--- START RECORDS FOR THE EXERCISE ---

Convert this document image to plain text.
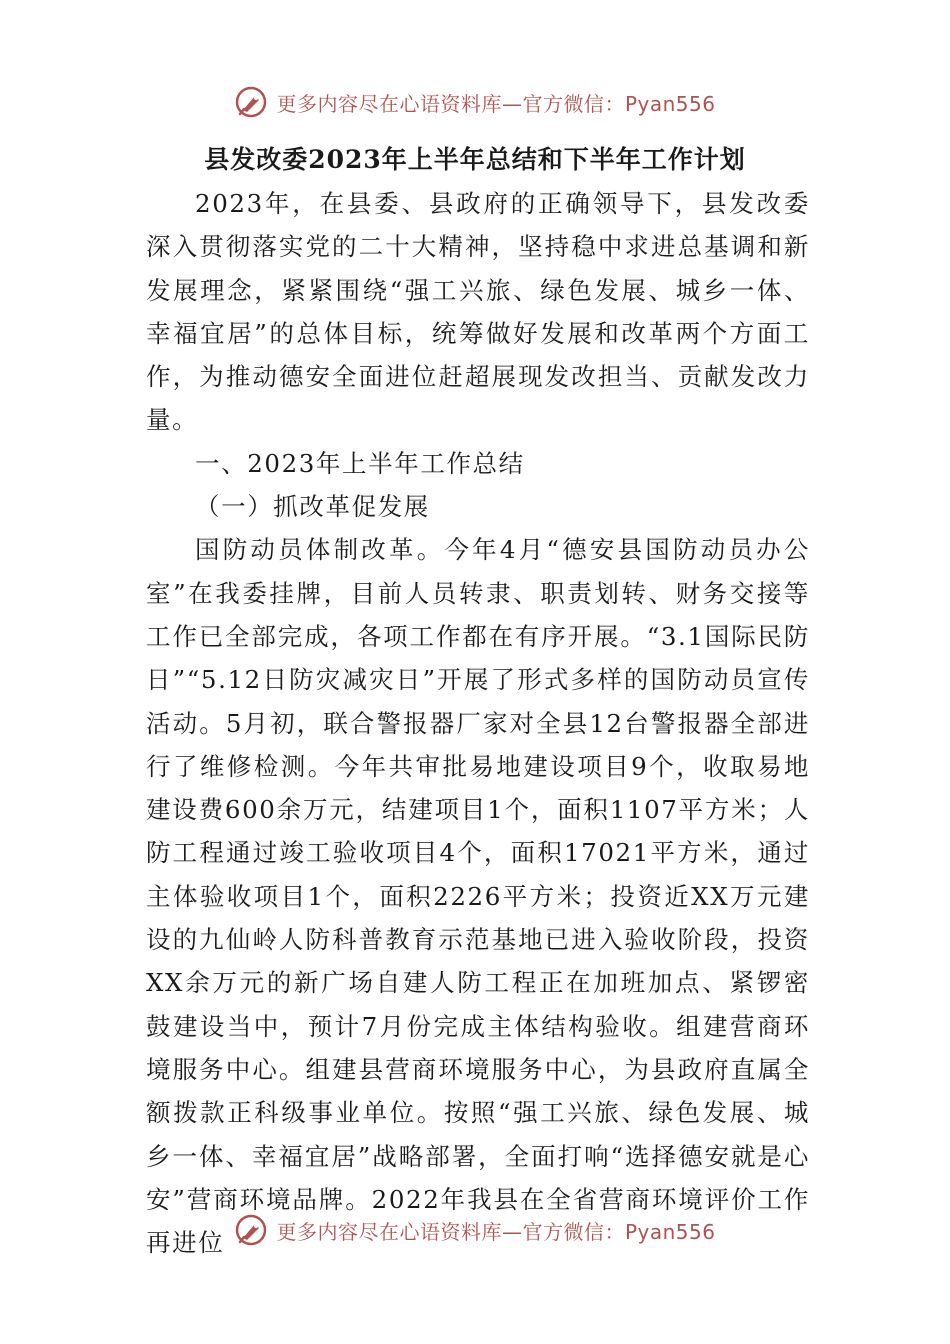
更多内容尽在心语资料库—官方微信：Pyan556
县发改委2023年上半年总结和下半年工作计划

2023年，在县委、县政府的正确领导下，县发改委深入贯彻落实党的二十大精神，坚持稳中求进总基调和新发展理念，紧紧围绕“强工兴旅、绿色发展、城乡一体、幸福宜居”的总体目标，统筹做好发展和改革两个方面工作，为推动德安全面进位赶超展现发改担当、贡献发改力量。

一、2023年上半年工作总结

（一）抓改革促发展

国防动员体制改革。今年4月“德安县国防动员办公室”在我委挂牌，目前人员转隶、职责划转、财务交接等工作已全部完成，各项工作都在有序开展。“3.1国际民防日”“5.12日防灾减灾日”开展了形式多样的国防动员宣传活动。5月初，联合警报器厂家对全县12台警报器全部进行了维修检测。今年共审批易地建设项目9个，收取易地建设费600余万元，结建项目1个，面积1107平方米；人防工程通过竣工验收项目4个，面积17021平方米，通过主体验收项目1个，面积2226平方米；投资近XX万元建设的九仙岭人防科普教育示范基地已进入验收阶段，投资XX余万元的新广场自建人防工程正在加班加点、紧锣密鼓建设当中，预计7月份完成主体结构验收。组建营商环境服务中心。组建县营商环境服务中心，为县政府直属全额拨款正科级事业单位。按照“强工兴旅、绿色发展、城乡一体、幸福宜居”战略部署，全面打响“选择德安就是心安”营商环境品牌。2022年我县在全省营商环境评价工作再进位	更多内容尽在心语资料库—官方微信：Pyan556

--- END RECORDS FOR THE EXERCISE ---
--- START RECORDS FOR THE EXERCISE ---

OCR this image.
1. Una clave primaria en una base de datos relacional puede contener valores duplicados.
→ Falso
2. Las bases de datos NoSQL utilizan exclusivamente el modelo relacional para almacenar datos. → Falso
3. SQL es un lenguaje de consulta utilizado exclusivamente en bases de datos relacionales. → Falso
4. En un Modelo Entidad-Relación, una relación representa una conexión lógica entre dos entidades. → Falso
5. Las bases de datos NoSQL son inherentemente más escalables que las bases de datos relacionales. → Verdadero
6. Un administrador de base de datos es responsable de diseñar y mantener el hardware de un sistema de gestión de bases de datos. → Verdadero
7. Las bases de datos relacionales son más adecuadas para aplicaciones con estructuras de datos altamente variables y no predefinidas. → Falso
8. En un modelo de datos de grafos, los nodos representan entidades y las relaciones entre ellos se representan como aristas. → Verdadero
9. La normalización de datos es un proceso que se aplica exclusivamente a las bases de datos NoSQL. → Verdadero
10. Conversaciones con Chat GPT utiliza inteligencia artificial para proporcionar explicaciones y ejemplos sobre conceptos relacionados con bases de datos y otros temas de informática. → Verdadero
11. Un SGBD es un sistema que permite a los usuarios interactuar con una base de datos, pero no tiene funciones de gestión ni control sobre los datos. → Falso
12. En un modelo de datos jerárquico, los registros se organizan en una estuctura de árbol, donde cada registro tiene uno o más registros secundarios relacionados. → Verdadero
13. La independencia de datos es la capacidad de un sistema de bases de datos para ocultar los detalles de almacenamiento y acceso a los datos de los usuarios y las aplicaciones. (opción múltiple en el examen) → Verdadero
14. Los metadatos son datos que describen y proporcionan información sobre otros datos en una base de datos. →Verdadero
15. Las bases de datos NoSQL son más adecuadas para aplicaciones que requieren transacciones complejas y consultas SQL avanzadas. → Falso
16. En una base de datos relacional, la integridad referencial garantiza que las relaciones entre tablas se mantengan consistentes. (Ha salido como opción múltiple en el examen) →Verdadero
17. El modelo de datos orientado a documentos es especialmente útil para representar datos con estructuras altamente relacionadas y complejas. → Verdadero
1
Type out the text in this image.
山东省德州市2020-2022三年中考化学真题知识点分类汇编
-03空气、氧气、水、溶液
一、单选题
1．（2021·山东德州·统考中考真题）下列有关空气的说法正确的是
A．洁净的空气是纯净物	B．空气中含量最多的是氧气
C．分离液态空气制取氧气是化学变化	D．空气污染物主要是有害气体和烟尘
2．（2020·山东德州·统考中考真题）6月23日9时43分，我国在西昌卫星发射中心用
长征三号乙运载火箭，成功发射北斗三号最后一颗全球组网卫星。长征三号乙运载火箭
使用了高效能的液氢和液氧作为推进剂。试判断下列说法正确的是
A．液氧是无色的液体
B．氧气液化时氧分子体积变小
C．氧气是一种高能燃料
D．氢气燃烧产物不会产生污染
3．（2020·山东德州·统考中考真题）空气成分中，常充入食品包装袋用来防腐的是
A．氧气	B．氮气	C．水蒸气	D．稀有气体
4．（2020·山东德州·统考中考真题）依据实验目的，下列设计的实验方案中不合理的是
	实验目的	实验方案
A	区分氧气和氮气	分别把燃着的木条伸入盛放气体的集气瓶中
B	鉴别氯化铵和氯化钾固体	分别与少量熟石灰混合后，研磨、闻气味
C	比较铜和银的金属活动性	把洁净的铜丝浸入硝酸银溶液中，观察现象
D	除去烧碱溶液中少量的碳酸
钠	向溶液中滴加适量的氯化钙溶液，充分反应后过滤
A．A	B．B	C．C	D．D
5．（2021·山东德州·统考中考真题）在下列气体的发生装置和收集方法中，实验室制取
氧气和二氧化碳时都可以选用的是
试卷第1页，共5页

--- END RECORDS FOR THE EXERCISE ---

In the entries above, identify every line with the string "山东德州".

1．（2021·山东德州·统考中考真题）下列有关空气的说法正确的是
2．（2020·山东德州·统考中考真题）6月23日9时43分，我国在西昌卫星发射中心用
3．（2020·山东德州·统考中考真题）空气成分中，常充入食品包装袋用来防腐的是
4．（2020·山东德州·统考中考真题）依据实验目的，下列设计的实验方案中不合理的是
5．（2021·山东德州·统考中考真题）在下列气体的发生装置和收集方法中，实验室制取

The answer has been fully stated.